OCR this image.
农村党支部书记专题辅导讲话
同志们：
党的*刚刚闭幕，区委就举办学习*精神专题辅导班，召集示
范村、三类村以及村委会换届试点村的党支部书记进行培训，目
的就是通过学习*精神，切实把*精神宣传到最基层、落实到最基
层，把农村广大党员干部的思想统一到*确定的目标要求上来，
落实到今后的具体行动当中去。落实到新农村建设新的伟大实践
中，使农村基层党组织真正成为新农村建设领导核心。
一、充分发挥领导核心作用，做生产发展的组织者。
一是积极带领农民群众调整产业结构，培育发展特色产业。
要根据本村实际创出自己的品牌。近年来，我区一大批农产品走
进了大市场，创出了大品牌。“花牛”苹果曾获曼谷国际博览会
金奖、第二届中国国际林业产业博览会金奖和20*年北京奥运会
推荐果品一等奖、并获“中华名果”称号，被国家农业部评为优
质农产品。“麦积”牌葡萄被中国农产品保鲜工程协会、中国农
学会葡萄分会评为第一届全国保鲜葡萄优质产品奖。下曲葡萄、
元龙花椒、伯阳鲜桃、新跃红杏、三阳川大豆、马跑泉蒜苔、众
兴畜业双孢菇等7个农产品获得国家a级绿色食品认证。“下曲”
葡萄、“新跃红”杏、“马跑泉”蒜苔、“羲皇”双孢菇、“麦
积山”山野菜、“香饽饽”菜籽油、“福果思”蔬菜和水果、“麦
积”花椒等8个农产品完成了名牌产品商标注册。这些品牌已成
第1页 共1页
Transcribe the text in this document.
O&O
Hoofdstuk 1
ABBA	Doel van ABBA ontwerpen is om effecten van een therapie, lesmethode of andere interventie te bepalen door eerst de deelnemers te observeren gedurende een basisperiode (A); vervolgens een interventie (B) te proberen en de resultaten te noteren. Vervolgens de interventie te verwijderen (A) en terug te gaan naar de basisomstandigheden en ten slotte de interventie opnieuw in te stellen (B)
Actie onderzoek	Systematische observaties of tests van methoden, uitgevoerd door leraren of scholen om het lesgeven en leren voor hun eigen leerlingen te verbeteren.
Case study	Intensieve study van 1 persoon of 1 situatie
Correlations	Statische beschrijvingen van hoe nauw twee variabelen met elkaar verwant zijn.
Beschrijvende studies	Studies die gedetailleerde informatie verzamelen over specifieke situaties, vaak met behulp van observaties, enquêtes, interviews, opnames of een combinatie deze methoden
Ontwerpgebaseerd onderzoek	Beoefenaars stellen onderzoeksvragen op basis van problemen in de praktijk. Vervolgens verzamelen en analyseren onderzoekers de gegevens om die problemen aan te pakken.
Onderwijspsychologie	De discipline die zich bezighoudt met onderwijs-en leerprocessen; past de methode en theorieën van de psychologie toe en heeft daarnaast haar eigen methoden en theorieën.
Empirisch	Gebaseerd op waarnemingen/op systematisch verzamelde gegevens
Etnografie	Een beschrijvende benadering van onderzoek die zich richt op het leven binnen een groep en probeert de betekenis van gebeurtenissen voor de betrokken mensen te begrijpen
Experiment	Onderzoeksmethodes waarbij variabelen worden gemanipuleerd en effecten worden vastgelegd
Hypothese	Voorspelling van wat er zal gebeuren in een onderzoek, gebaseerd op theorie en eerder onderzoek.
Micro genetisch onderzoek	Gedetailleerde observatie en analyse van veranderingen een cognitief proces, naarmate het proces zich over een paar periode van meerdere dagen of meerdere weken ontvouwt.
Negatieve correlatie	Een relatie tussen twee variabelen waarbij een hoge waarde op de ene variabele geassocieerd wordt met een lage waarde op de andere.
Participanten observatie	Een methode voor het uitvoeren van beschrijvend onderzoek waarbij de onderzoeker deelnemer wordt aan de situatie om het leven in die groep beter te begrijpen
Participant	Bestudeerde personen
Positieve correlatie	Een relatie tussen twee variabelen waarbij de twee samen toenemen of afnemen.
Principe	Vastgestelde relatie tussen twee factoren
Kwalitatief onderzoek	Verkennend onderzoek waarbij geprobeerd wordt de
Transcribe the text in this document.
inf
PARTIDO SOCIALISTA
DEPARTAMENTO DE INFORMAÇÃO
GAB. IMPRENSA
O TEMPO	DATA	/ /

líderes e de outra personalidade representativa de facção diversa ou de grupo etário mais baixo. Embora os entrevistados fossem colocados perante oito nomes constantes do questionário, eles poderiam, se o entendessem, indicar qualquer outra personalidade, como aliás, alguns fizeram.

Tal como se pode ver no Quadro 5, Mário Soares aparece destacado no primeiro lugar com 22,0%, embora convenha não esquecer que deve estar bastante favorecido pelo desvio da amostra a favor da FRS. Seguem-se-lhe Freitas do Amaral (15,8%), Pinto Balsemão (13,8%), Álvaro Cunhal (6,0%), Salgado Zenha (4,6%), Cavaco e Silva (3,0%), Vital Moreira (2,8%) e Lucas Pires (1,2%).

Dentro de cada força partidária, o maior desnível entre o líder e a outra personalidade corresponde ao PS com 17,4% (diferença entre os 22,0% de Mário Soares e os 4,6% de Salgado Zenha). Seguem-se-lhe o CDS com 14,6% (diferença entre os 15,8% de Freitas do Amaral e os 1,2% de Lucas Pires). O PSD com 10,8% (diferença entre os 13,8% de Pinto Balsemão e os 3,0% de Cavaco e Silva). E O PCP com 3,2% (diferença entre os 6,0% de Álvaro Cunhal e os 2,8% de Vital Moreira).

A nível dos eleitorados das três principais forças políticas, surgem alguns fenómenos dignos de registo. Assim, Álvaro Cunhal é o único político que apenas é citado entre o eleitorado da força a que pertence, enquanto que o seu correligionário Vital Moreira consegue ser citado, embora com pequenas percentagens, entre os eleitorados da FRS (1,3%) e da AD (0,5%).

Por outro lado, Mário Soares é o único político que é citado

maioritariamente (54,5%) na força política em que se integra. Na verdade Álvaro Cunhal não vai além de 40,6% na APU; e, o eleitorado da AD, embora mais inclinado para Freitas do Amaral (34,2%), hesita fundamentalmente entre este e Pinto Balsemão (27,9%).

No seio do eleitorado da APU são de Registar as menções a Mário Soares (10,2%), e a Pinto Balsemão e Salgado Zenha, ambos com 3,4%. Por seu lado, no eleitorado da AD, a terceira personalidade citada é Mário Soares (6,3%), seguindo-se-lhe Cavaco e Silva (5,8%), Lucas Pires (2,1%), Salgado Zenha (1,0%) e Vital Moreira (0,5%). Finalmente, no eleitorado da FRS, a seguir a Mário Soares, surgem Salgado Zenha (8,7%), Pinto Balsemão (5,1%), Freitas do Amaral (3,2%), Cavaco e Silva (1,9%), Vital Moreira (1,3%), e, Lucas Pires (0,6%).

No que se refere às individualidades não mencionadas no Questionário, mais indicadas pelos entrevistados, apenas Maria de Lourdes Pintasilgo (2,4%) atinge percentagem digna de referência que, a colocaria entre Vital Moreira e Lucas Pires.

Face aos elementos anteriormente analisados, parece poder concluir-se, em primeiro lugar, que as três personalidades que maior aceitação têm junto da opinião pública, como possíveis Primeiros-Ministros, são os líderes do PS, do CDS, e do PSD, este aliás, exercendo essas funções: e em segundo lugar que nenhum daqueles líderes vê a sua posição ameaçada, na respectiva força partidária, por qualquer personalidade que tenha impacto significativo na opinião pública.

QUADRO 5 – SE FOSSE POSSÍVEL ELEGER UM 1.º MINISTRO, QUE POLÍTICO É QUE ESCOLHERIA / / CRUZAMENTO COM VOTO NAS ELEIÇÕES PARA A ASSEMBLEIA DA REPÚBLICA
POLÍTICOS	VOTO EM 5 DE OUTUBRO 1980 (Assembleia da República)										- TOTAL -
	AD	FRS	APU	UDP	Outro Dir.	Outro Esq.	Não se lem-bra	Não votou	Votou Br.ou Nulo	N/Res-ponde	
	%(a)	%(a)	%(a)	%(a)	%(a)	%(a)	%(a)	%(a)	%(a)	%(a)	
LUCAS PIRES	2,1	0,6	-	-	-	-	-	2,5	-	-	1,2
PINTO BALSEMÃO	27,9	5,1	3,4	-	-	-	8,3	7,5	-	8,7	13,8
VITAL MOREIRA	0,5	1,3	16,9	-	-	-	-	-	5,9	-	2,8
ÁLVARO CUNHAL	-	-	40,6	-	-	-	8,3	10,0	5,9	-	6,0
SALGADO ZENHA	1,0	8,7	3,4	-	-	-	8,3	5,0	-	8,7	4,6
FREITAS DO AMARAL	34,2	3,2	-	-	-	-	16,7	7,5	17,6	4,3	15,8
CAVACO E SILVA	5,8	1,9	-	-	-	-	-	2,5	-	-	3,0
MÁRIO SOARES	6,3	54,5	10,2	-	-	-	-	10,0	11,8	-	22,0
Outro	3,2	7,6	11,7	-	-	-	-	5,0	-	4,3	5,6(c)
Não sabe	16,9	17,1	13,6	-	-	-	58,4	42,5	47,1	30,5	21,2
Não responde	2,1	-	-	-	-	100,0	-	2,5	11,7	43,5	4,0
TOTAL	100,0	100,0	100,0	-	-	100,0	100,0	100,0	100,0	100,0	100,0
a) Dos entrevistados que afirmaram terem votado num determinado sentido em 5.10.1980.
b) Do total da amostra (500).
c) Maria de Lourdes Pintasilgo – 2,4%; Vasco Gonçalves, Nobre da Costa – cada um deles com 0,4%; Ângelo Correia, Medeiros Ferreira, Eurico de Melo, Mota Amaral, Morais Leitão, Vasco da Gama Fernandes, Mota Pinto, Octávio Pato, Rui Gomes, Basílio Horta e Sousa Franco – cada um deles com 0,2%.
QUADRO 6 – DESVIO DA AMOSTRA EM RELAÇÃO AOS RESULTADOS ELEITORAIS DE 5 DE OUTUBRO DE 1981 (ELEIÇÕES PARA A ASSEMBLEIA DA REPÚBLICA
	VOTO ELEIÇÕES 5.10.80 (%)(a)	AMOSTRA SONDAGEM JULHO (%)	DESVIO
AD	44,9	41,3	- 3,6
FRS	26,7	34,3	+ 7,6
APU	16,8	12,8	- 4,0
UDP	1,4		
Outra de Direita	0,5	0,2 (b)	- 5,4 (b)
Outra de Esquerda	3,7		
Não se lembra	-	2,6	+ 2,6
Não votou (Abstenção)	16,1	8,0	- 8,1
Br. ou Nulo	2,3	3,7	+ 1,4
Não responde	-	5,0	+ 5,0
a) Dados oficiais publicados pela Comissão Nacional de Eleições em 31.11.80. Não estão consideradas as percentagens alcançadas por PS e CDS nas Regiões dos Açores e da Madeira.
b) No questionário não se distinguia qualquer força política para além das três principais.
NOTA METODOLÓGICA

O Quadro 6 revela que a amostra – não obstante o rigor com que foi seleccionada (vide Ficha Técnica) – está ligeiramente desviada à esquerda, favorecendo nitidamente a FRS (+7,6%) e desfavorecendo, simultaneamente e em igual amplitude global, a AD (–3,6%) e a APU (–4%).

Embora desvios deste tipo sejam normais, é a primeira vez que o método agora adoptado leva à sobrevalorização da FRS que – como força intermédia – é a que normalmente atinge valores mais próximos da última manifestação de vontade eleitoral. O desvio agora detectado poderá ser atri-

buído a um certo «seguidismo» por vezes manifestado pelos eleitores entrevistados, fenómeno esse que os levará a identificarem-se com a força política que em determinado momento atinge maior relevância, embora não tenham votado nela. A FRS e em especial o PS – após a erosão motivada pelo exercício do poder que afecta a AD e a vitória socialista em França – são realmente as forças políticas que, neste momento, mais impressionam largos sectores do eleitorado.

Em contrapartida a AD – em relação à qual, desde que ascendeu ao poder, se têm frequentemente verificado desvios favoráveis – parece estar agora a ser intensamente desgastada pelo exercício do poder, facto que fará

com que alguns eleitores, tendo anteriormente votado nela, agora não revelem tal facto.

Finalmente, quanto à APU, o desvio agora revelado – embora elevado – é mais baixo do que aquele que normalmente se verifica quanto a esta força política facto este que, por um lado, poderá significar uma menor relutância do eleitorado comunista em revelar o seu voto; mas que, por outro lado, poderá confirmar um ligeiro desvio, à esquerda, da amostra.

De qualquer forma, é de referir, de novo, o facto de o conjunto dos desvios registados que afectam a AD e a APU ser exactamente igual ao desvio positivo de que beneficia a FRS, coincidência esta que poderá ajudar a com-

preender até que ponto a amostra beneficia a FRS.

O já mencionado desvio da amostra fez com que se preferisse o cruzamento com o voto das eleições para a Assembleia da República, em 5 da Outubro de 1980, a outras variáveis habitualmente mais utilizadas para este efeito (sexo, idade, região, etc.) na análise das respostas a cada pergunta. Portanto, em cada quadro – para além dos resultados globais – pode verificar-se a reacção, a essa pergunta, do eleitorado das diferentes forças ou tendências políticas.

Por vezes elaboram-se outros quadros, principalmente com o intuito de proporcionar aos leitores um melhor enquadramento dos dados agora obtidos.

::::::::::

### EXERCISE PROMPT
Pick out every line above that holds the word "normalmente" and copy it.

### RIGHT ANSWER
Embora desvios deste tipo sejam normais, é a primeira vez que o método agora adoptado leva à sobrevalorização da FRS que – como força intermédia – é a que normalmente atinge valores mais próximos da última manifestação de vontade eleitoral. O desvio agora detectado poderá ser atri-
Finalmente, quanto à APU, o desvio agora revelado – embora elevado – é mais baixo do que aquele que normalmente se verifica quanto a esta força política facto este que, por um lado, poderá significar uma menor relutância do eleitorado comunista em revelar o seu voto; mas que, por outro lado, poderá confirmar um ligeiro desvio, à esquerda, da amostra.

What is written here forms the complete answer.